- _Trecho do documento_
+-------+
Foi o que ocorreu com a aprovação, pela Câmara dos Deputados, de projeto de decreto legislativo prevendo a anulação do decreto com o qual a presidente Dilma e o PT queriam instituir "conselhos populares" - não eleitos pelo povo, em eleições regulares e legais -, como existentes em países como a Venezuela, à margem da Constituição e das instituições que ela criou.
Barrando essa ameaça à liberdade dos cidadãos, a Câmara dos Deputados se reabilita de vexames e omissões e volta a viver um grande momento, honrando suas melhores tradições.
É preciso ressaltar que para a derrubada do decreto contribuiu decisivamente a posição do PMDB e do presidente da Câmara dos Deputados, Henrique Alves (PMDB-RN), além das articulações feitas junto a outros partidos pelo presidente do Senado, Renan Calheiros (PMDB-AL) - muitas vezes criticados neste espaço, mas que agora merecem o justo reconhecimento.
Leia a reportagem
Por Marcela Mattos, de Brasília, para VEJA.com
A Câmara dos Deputados reagiu e, enfim, derrubou nesta terça-feira o decreto bolivariano da presidente Dilma Rousseff, destinado a criar "conselhos populares" em órgãos da administração pública.
A matéria foi assinada no final de maio em uma canetada da presidente e foi alvo de críticas de juristas e parlamentares. O Senado ainda tem de avaliar o projeto de decreto legislativo para que a determinação do Planalto seja suspensa.
+-------+
- _Registros de um conjunto de dados_
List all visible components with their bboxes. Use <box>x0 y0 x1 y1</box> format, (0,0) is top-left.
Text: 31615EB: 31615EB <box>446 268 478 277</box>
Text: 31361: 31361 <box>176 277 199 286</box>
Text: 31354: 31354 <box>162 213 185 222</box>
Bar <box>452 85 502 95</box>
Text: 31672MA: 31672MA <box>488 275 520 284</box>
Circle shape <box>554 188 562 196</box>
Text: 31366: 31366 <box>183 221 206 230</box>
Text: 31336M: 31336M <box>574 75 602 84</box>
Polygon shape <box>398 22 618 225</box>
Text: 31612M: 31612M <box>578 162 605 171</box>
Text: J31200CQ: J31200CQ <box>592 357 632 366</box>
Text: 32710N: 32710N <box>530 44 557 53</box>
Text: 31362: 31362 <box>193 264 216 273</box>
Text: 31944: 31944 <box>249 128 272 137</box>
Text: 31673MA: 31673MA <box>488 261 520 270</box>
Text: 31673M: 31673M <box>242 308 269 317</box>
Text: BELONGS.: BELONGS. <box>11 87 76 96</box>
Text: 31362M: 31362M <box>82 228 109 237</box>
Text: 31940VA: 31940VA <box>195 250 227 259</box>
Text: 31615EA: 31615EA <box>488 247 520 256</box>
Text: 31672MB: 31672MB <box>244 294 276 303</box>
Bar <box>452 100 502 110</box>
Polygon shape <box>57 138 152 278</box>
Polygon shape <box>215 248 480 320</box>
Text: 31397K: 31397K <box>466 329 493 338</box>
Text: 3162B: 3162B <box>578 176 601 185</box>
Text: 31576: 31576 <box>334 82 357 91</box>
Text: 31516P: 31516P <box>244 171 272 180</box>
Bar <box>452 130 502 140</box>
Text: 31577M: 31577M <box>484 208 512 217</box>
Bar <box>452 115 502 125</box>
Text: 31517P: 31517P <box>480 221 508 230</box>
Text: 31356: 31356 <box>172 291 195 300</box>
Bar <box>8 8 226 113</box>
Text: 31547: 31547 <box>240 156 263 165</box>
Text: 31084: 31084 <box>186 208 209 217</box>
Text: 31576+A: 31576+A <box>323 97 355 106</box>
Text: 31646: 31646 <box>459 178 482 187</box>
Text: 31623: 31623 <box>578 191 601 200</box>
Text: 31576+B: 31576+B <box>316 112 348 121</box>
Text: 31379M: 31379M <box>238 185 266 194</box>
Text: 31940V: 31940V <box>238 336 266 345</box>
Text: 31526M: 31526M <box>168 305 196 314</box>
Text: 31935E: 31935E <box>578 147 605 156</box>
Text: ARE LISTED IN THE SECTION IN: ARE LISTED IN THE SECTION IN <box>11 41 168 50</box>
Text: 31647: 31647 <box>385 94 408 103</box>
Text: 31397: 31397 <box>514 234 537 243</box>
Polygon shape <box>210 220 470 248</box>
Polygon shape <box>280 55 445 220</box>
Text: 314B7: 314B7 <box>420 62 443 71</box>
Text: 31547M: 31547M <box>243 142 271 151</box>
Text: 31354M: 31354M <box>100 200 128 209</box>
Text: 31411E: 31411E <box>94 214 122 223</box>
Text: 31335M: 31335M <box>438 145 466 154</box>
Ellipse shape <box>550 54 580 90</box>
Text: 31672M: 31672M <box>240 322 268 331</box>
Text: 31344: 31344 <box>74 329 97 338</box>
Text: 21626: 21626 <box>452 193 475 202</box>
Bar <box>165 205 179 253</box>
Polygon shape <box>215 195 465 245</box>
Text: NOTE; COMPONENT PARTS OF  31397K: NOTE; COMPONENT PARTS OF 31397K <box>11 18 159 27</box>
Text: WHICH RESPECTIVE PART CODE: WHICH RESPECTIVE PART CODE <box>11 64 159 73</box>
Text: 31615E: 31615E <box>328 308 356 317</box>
+-------+
- _Tarefas a realizar_
[A] Segundo o texto sobre os conselhos populares, por que Henrique Alves e Renan Calheiros merecem reconhecimento? Responda em uma a três frases.
[B] Retome o texto sobre os conselhos populares a partir do ponto em que ele termina, por favor.
Os registros não são necessários para esta atividade.

- _Resultados do exercício_
[A] Eles contribuíram decisivamente para a derrubada do decreto: Henrique Alves, presidente da Câmara, junto com a posição do PMDB, e Renan Calheiros, presidente do Senado, com as articulações feitas junto a outros partidos. Embora muitas vezes criticados naquele espaço, agora merecem o justo reconhecimento.

[B]
A derrubada da matéria é uma reivindicação antiga da oposição e se deu dois dias após as eleições, indicando a turbulência que Dilma encontrará no Congresso no novo mandato. "Essa derrota é para mostrar que o discurso de conversa com o Congresso não poder ficar só na teoria", resumiu o deputado Lúcio Vieira Lima (PMDB-BA).
Tão logo foi apresentado, no início de julho, o projeto que sustava o texto palaciano teve adesão maciça de partidos de oposição e da base, contando inclusive com o apoio do PMDB, maior aliado do governo. Na Câmara, a matéria ganhou regime de urgência, o que permitiu que fosse direto ao plenário antes de tramitar pelas comissões.
O projeto de decreto legislativo que pedia a suspensão da canetada de Dilma foi incluído na pauta dos trabalhos desta terça pelo deputado Henrique Eduardo Alves (PMDB-RN), presidente da Casa que saiu derrotado na disputa ao governo do Rio Grande do Norte.
Alves credita sua derrota à falta de apoio da presidente Dilma e ao fato de que o ex-presidente Lula chegou a participar da propaganda eleitoral do adversário Robinson Faria (PSD), eleito para o governo potiguar. Durante a sessão, o presidente convocou os deputados para que se mantivessem no plenário e garantissem a aprovação do texto.
A derrubada do decreto foi aprovada em votação simbólica, ou seja, sem que fossem contados os votos um a um. Em tais casos, o presidente da Câmara diz ao plenário: "Os senhores deputados que aprovam a medida tal ou qual permaneçam como estão." A votação de cada deputado, pelo painel eletrônico, só ocorre se um líder de partido solicitá-la à Mesa Diretora.
'Sociedade civil'
O decreto número 8.243/2014 foi criado sob o pretexto de instaurar a Política Nacional de Participação Social (PNPS) e o Sistema Nacional de Participação Social (SNPS). Mas, na prática, prevê a implantação de "conselhos populares", formados por integrantes de movimentos sociais, vinculados a órgãos públicos.
A matéria instituiu a participação de "integrantes da sociedade civil" em todos os órgãos da administração pública. Porém, ao trazer uma definição restritiva de sociedade civil, representa um assombroso ataque à democracia representativa e à igualdade dos cidadãos ao privilegiar grupos alinhados ao governo.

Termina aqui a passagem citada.